PROBLEM TO SOLVE: Set out each line from the following listing that includes the word "timestamp".

(Dataset records)
▶
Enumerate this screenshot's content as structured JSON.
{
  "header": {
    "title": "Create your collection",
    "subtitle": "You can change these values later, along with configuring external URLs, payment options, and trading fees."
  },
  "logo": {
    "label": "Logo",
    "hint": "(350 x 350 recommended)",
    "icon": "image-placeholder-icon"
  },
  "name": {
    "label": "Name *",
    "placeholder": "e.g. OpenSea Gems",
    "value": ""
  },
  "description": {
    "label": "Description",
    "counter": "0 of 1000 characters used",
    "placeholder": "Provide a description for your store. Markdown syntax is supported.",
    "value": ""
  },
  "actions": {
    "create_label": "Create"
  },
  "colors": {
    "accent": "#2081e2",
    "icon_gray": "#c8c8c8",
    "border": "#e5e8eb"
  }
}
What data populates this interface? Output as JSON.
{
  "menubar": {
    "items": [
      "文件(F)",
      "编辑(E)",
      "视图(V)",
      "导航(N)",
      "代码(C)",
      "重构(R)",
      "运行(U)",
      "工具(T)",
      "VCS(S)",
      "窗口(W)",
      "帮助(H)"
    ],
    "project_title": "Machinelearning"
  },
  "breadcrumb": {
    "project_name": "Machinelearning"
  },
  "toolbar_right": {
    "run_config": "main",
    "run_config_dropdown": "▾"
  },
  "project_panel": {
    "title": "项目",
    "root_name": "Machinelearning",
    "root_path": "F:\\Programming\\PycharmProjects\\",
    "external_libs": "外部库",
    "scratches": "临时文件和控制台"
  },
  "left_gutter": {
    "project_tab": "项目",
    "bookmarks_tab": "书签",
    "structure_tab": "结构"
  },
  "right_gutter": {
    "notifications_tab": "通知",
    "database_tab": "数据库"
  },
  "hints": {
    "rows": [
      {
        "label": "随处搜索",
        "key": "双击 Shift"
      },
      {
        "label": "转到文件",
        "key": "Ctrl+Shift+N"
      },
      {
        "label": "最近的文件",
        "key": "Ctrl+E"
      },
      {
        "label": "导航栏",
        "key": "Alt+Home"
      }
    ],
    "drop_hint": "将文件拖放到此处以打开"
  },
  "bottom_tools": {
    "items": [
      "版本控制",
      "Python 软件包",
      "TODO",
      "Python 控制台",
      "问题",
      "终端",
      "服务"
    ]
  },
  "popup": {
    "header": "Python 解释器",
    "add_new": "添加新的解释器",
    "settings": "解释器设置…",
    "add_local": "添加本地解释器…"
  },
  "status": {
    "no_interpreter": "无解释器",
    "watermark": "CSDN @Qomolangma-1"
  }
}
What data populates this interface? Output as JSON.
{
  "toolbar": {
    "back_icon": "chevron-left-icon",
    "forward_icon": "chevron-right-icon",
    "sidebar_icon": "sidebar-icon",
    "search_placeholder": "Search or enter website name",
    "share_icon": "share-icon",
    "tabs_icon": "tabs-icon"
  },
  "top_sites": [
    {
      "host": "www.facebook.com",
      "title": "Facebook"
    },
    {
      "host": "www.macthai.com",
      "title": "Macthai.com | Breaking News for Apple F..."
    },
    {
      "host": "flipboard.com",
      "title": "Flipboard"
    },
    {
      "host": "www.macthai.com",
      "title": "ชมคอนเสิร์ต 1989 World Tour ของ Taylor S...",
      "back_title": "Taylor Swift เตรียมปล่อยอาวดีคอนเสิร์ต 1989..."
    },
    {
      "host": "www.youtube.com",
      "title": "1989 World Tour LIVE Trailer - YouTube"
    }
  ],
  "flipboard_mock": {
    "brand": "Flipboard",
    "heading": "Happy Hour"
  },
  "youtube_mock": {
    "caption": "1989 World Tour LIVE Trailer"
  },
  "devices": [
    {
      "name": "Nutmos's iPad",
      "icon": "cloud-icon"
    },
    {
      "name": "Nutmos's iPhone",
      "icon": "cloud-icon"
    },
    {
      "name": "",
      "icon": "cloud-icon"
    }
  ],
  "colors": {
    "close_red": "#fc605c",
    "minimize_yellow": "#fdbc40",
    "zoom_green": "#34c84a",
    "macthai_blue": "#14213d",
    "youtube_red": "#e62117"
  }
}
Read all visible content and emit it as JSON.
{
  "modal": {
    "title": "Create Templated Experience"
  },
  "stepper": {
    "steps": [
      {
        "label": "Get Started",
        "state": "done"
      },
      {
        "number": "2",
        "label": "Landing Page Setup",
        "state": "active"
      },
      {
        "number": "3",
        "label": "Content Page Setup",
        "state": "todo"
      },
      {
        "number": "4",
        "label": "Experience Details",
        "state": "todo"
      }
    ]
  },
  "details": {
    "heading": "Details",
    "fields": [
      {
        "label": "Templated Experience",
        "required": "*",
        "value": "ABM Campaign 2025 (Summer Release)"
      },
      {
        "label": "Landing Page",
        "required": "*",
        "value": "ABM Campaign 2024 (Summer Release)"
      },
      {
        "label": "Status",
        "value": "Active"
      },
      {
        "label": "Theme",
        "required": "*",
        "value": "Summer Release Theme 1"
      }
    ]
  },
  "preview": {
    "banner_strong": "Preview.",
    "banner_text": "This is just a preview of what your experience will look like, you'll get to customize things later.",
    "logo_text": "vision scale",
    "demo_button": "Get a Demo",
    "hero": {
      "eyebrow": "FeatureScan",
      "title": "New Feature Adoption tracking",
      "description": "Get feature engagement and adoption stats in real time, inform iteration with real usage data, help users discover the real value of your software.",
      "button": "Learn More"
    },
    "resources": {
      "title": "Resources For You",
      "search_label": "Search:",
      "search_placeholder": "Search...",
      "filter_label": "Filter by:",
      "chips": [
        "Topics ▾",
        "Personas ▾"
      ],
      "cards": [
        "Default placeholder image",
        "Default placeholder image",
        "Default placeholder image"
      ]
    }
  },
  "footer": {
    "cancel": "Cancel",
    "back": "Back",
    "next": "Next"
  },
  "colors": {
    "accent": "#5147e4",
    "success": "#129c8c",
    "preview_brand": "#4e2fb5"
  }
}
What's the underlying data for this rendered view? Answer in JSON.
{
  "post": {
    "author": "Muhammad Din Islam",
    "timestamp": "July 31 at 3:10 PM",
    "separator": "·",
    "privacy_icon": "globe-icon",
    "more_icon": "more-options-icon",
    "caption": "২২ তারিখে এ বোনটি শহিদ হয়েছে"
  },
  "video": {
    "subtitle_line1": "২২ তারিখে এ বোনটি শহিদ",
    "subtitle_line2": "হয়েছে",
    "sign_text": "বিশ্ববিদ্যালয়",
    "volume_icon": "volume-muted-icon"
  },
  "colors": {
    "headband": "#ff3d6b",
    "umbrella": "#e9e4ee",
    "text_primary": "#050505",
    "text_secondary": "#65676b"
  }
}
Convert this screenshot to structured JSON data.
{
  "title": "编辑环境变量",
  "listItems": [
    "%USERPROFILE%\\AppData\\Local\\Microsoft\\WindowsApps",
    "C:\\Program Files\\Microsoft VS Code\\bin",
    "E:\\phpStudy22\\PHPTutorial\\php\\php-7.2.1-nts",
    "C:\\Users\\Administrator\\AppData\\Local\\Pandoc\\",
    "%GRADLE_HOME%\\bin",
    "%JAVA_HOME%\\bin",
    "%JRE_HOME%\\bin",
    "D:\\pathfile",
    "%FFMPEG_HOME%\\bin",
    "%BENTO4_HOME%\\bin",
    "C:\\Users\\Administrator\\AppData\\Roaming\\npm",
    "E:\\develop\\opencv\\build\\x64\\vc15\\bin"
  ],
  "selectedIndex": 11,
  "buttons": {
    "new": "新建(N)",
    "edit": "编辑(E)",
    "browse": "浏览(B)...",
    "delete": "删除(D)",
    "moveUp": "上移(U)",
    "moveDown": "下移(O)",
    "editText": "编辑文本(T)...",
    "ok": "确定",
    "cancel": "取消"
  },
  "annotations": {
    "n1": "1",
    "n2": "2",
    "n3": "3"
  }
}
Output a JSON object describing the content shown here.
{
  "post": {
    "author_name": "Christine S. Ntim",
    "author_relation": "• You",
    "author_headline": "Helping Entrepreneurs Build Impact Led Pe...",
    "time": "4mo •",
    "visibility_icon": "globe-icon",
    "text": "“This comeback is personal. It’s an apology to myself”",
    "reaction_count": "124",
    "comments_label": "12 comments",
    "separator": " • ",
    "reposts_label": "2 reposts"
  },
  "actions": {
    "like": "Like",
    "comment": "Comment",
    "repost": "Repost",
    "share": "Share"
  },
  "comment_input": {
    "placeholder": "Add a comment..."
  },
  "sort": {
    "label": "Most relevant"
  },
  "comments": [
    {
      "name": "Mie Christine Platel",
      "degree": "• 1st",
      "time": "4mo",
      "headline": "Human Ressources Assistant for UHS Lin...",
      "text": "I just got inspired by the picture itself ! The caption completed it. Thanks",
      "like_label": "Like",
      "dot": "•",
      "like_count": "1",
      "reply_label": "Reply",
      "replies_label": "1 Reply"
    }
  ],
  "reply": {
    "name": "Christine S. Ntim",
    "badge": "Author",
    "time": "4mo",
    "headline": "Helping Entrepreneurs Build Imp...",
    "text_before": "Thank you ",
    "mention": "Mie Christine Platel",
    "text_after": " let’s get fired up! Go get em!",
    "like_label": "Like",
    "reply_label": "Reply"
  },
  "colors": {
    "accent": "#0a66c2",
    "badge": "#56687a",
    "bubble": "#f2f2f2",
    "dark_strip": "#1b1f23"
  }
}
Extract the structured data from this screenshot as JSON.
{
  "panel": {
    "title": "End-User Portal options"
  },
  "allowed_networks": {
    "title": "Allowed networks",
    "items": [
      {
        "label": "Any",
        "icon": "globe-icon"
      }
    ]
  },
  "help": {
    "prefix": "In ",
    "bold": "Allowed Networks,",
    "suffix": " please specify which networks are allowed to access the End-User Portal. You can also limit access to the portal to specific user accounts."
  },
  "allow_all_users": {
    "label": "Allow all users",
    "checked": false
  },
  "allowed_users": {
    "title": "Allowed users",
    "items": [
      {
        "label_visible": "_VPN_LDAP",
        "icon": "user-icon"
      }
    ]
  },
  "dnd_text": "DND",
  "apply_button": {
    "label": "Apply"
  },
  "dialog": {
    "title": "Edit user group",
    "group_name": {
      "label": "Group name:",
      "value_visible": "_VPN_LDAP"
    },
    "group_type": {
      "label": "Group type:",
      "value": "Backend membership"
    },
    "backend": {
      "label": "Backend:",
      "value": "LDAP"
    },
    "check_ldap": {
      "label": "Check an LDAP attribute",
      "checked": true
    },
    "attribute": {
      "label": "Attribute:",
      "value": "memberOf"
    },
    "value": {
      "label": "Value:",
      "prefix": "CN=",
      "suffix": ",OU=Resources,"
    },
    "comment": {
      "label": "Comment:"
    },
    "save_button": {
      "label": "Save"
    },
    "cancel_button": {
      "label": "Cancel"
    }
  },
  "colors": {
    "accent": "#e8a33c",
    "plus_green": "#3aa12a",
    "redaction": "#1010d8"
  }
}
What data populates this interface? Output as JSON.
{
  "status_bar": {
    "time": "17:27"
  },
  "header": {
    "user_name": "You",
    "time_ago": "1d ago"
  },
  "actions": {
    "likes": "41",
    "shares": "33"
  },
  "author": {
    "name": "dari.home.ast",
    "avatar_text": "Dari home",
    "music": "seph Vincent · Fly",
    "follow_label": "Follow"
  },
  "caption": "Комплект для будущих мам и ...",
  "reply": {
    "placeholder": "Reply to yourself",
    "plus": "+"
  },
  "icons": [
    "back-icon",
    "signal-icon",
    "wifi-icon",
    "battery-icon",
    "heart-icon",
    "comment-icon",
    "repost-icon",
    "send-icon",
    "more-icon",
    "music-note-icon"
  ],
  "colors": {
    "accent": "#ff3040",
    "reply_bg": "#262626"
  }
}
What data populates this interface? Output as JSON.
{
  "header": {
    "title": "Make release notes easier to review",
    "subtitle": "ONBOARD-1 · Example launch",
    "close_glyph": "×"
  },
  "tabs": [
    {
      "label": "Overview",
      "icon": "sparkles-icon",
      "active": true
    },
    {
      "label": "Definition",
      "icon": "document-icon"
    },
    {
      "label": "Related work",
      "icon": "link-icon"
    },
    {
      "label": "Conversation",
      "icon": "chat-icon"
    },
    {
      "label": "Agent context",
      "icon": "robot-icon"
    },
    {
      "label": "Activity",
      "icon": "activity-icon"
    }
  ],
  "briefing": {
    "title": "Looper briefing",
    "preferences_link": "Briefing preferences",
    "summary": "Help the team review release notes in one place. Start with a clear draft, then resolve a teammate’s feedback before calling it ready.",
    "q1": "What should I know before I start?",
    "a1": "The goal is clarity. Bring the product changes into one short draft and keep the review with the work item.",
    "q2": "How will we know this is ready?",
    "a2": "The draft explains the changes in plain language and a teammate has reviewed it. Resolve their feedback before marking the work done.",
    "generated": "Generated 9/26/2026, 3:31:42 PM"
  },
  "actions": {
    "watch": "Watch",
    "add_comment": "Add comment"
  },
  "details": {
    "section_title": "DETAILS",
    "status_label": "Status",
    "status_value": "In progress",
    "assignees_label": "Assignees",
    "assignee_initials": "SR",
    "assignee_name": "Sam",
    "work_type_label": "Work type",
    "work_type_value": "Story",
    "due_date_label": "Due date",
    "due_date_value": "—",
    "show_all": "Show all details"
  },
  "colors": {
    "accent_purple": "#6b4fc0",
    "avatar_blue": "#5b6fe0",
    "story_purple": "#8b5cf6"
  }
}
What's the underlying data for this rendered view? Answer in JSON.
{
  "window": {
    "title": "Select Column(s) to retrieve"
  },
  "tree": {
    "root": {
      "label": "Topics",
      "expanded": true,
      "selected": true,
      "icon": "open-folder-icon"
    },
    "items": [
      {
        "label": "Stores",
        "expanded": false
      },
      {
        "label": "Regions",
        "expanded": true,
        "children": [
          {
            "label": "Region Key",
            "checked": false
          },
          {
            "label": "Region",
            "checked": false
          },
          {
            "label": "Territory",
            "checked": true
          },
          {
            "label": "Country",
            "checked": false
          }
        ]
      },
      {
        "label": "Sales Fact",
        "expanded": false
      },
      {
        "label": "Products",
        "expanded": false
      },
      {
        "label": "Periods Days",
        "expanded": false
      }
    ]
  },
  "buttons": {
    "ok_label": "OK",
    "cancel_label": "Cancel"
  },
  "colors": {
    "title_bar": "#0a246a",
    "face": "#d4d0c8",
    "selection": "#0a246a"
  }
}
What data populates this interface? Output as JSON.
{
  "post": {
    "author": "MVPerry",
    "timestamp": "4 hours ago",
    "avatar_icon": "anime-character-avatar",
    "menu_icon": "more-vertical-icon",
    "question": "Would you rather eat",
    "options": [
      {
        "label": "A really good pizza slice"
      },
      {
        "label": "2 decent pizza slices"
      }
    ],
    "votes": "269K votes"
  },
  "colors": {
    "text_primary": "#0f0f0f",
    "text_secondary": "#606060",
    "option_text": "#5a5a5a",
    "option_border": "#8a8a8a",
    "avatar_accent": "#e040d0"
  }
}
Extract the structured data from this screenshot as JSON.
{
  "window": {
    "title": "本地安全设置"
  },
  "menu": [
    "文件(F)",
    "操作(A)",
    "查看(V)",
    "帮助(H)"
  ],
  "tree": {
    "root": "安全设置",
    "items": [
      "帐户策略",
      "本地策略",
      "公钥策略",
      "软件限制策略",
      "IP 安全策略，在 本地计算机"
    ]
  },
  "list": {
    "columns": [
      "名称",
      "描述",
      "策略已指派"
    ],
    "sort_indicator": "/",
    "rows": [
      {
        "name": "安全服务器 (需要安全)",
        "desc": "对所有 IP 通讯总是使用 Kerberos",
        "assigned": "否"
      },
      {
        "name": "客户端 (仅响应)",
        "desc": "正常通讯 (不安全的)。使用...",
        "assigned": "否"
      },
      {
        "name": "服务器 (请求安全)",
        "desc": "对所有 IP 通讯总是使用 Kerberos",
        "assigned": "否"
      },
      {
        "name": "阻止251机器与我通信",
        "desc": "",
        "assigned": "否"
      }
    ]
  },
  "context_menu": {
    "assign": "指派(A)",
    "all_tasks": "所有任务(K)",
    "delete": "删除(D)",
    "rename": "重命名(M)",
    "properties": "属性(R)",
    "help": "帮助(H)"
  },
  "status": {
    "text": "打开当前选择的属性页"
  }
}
◀
COMPLETED TASK:
    "timestamp": "July 31 at 3:10 PM",
    "timestamp": "4 hours ago",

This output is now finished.